_INFORMATION SUPPLIED_

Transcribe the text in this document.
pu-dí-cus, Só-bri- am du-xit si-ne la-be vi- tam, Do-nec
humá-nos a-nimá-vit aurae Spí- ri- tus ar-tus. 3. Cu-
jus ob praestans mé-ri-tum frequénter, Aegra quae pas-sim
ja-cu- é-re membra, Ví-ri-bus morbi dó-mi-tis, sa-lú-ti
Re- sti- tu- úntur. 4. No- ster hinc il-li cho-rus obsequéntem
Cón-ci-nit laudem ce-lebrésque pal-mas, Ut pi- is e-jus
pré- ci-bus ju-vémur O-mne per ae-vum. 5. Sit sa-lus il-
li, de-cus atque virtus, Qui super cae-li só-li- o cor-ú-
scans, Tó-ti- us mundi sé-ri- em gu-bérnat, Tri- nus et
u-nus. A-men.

_EXERCISE REQUIREMENTS_
Repeat the preceding lines exactly, please, every one of them.

_RESULT_
Transcribe the text in this document.
pu-dí-cus, Só-bri- am du-xit si-ne la-be vi- tam, Do-nec
humá-nos a-nimá-vit aurae Spí- ri- tus ar-tus. 3. Cu-
jus ob praestans mé-ri-tum frequénter, Aegra quae pas-sim
ja-cu- é-re membra, Ví-ri-bus morbi dó-mi-tis, sa-lú-ti
Re- sti- tu- úntur. 4. No- ster hinc il-li cho-rus obsequéntem
Cón-ci-nit laudem ce-lebrésque pal-mas, Ut pi- is e-jus
pré- ci-bus ju-vémur O-mne per ae-vum. 5. Sit sa-lus il-
li, de-cus atque virtus, Qui super cae-li só-li- o cor-ú-
scans, Tó-ti- us mundi sé-ri- em gu-bérnat, Tri- nus et
u-nus. A-men.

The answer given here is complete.